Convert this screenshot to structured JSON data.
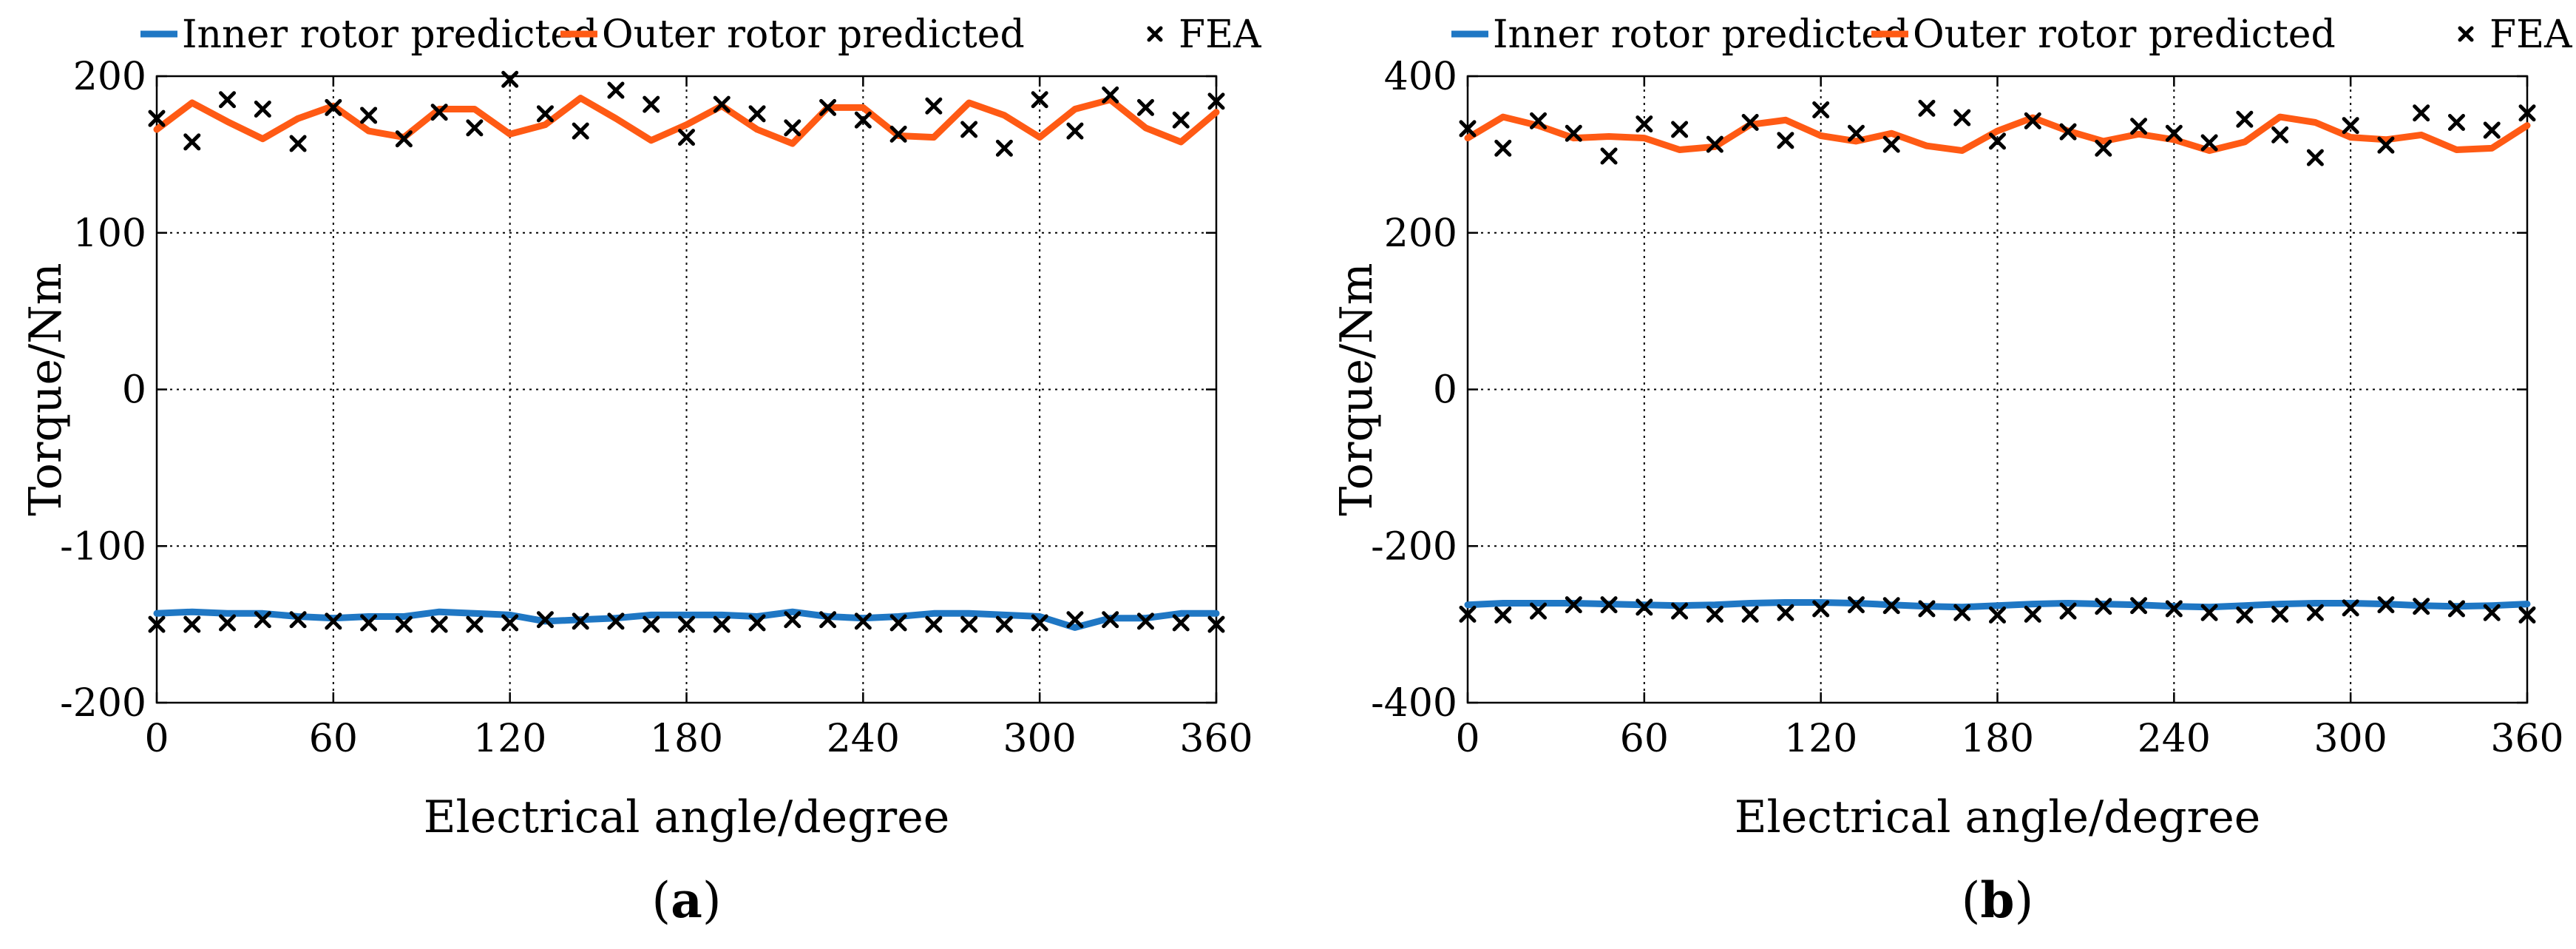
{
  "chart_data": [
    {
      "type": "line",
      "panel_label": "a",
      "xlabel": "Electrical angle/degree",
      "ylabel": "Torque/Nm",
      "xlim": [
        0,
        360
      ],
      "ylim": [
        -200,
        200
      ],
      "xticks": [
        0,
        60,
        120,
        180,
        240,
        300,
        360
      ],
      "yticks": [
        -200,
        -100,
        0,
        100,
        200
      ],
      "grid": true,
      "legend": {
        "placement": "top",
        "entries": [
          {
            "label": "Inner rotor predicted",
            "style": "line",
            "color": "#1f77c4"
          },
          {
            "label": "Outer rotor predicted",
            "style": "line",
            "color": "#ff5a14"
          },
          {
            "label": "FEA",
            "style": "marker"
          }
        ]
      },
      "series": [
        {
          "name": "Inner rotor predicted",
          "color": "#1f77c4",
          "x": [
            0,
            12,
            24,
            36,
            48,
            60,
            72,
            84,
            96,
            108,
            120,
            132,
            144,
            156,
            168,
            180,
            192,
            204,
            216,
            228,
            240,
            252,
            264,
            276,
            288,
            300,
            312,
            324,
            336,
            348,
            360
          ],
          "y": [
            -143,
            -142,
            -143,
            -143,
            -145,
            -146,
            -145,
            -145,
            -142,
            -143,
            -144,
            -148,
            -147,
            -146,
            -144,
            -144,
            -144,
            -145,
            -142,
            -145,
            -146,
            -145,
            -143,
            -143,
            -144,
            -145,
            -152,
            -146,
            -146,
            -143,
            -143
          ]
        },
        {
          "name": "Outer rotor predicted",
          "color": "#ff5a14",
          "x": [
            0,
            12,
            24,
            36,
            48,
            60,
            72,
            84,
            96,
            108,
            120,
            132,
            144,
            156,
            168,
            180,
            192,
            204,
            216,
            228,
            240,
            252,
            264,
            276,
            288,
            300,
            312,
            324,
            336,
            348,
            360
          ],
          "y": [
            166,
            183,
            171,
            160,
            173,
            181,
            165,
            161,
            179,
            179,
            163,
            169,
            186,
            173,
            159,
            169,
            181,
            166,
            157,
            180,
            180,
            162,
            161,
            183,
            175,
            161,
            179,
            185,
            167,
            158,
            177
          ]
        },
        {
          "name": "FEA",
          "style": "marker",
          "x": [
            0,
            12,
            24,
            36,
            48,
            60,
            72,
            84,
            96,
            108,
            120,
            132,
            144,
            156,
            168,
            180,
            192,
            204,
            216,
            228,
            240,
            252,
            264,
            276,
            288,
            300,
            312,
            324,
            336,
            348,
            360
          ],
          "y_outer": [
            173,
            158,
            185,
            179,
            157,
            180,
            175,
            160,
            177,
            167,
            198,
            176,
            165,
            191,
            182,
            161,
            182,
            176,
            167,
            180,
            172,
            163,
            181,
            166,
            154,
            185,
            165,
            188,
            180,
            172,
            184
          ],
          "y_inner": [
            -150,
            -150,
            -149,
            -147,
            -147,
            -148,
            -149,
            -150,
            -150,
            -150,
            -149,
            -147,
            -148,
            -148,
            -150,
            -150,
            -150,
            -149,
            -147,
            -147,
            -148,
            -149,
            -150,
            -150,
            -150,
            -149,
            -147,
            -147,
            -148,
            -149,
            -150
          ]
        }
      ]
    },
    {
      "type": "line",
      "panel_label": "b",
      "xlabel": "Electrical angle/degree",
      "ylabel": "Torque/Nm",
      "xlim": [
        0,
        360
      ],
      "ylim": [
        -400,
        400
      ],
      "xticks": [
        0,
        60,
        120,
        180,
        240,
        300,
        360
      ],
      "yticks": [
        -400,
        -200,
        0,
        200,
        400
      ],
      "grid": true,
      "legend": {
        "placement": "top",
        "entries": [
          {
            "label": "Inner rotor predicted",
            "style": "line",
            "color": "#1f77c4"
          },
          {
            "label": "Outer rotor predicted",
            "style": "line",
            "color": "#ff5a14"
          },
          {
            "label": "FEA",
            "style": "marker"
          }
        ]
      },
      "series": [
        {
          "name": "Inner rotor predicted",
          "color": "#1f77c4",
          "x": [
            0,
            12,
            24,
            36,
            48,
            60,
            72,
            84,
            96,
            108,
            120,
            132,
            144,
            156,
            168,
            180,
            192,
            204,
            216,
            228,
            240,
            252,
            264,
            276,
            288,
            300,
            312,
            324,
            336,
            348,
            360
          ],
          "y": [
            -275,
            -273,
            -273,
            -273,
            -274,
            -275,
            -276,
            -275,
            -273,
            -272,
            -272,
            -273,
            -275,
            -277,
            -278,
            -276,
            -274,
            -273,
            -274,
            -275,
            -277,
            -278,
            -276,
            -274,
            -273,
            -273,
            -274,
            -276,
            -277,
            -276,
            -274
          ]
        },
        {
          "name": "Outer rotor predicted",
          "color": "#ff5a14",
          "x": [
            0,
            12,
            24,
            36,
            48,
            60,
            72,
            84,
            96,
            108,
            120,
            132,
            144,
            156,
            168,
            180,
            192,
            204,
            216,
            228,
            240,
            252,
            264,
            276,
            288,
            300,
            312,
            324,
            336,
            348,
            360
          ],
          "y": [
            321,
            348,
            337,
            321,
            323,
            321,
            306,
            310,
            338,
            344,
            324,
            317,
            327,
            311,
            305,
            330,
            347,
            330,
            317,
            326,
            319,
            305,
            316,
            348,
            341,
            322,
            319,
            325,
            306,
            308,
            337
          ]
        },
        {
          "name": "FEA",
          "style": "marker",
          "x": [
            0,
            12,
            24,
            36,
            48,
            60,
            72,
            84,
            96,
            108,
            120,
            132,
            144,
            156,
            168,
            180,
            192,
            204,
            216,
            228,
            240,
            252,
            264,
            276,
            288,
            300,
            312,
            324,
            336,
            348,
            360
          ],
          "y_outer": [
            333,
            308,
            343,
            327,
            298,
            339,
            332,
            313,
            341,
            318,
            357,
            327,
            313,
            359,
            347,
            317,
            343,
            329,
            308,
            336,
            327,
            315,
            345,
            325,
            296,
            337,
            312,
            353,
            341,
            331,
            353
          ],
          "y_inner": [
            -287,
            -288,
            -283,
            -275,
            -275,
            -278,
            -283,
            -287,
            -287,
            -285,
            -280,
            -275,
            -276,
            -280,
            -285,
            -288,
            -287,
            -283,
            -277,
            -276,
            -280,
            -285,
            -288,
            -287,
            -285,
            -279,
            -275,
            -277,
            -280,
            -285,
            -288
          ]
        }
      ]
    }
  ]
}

━━━━━━

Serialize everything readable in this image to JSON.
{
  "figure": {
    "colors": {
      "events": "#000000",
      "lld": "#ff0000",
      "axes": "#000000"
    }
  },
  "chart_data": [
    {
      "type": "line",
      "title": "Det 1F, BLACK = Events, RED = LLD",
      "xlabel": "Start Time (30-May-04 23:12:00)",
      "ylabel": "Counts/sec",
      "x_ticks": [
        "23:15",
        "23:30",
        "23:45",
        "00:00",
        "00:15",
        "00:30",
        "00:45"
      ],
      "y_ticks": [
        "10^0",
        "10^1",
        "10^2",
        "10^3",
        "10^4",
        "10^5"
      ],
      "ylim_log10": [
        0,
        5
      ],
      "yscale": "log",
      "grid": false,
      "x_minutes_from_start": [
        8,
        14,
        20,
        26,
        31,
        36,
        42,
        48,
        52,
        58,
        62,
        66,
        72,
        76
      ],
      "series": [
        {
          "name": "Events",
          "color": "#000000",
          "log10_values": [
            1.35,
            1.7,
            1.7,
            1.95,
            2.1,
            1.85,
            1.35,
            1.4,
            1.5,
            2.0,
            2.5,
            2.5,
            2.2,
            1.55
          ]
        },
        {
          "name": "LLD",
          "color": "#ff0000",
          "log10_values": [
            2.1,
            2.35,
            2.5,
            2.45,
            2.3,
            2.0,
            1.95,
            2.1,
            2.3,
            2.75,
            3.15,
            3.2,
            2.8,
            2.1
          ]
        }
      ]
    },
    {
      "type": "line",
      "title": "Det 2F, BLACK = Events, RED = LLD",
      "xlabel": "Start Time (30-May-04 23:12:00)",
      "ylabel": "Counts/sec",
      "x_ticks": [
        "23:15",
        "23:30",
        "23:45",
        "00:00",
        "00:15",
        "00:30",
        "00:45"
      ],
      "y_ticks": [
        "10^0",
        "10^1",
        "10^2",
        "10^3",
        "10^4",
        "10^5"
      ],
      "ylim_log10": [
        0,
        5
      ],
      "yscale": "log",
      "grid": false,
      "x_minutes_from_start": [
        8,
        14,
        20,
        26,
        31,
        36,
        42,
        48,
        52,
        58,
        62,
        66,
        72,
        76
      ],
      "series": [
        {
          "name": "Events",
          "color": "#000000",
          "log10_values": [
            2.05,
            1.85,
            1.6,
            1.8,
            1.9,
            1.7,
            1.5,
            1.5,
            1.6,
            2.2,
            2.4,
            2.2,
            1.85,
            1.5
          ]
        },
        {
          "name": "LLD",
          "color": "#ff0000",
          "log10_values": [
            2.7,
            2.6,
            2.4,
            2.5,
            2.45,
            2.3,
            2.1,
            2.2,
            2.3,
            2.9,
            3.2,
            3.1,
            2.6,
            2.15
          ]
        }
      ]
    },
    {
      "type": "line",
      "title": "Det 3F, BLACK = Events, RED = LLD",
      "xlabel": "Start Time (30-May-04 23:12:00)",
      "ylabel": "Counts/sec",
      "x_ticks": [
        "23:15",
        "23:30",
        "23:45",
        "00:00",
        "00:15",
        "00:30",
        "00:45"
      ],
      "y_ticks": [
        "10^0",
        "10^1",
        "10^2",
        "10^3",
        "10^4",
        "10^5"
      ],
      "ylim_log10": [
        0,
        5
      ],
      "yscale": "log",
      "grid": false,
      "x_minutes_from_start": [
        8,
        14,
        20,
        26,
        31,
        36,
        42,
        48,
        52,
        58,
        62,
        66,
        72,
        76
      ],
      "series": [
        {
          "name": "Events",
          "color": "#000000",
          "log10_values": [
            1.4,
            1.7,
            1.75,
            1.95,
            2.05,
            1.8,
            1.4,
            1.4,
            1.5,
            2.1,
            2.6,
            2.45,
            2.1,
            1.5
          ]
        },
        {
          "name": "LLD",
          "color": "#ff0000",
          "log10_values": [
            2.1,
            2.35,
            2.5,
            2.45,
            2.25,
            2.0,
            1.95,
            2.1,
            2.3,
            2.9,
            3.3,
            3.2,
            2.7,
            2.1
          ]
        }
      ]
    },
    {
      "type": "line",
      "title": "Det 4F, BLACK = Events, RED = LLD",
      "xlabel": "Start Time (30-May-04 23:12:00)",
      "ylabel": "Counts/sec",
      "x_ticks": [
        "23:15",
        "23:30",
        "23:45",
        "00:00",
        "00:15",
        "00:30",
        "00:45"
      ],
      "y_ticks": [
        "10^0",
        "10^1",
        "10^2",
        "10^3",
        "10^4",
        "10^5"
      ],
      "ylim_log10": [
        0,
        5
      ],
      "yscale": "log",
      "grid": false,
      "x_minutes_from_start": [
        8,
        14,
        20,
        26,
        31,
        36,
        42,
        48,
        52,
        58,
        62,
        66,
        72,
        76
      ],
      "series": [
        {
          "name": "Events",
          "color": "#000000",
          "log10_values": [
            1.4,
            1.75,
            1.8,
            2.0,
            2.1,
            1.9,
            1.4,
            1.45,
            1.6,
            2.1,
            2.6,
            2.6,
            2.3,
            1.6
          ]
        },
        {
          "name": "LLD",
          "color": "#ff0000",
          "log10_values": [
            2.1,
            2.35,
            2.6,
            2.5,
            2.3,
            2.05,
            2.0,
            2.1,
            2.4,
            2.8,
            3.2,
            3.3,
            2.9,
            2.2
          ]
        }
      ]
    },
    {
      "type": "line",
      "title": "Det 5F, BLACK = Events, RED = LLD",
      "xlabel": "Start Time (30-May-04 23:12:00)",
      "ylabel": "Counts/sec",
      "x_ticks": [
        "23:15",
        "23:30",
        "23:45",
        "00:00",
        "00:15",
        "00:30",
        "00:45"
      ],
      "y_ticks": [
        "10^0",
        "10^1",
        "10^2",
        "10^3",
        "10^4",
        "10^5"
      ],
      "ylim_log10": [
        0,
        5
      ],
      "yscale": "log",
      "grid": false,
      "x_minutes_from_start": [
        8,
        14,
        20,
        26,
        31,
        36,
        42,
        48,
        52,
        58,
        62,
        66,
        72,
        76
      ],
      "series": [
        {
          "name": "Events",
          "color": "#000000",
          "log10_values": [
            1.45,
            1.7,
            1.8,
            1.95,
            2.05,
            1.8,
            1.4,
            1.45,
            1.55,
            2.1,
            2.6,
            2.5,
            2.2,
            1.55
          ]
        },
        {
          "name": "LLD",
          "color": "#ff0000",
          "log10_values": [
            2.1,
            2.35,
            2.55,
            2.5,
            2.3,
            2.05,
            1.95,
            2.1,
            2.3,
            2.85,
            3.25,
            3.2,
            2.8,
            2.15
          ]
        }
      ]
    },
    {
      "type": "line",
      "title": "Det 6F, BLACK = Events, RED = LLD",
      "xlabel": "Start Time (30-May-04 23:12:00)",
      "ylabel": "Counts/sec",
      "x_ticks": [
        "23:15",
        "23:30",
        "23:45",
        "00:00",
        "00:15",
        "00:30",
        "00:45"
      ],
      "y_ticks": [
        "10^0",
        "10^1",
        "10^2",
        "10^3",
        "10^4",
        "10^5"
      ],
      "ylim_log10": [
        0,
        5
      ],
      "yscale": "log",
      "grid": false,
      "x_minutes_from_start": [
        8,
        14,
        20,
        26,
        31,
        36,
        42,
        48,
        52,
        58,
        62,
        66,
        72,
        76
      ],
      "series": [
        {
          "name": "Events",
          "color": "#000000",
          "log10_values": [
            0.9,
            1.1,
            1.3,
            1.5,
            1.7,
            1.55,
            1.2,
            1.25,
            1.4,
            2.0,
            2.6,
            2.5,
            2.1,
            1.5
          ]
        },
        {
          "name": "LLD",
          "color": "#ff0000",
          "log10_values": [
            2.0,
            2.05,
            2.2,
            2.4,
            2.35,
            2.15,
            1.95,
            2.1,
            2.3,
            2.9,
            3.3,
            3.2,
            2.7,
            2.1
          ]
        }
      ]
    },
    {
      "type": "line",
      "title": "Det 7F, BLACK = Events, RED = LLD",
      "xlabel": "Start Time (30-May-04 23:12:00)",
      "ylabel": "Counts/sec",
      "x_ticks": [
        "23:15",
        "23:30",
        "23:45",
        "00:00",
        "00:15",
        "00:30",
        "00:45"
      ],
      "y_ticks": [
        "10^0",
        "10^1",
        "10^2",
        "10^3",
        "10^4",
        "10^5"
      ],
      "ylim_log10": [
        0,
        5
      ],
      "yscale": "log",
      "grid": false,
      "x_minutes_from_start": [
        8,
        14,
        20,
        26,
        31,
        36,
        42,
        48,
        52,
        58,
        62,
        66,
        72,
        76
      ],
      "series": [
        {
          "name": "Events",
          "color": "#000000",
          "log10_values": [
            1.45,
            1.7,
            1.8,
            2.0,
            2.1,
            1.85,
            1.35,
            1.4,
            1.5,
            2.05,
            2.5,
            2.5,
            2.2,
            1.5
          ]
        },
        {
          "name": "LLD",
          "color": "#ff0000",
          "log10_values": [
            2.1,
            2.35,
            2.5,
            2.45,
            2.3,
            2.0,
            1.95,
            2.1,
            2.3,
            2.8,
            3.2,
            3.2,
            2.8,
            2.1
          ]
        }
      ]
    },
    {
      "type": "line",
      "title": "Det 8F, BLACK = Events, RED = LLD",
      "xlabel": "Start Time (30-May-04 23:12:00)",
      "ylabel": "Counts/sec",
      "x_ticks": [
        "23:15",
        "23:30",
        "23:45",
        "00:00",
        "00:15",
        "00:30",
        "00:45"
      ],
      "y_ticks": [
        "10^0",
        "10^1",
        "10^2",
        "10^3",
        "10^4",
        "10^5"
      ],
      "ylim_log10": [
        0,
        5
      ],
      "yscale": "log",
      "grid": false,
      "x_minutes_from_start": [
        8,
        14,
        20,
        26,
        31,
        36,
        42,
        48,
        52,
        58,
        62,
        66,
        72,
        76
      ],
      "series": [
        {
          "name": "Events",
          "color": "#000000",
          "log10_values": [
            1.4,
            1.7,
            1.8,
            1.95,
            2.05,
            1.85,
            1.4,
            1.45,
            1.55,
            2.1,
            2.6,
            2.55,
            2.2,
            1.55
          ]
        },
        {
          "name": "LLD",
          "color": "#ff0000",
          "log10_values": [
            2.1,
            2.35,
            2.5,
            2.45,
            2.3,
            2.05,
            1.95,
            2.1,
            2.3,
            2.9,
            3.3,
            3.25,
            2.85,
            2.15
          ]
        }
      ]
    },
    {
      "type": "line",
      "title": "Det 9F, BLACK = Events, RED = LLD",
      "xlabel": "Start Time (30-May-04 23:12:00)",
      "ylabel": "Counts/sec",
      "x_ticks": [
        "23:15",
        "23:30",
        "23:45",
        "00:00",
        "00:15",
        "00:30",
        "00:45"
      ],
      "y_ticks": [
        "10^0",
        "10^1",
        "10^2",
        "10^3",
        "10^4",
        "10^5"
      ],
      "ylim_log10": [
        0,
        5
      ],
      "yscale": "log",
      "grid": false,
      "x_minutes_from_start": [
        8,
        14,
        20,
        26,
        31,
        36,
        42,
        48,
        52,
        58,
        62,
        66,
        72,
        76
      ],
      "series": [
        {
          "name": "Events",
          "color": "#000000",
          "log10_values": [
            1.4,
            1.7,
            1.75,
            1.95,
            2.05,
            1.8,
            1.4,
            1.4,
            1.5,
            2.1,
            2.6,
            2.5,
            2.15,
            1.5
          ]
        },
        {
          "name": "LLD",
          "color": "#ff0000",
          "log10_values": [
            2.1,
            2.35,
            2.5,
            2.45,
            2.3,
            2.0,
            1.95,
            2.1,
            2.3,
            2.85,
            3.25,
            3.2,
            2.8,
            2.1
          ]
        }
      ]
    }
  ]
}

━━━━━━

DO THIS -> From the listing above, report the number of lines containing the string "BLACK", without any accompanying remarks.

RESPONSE FOR THIS EXERCISE -> 9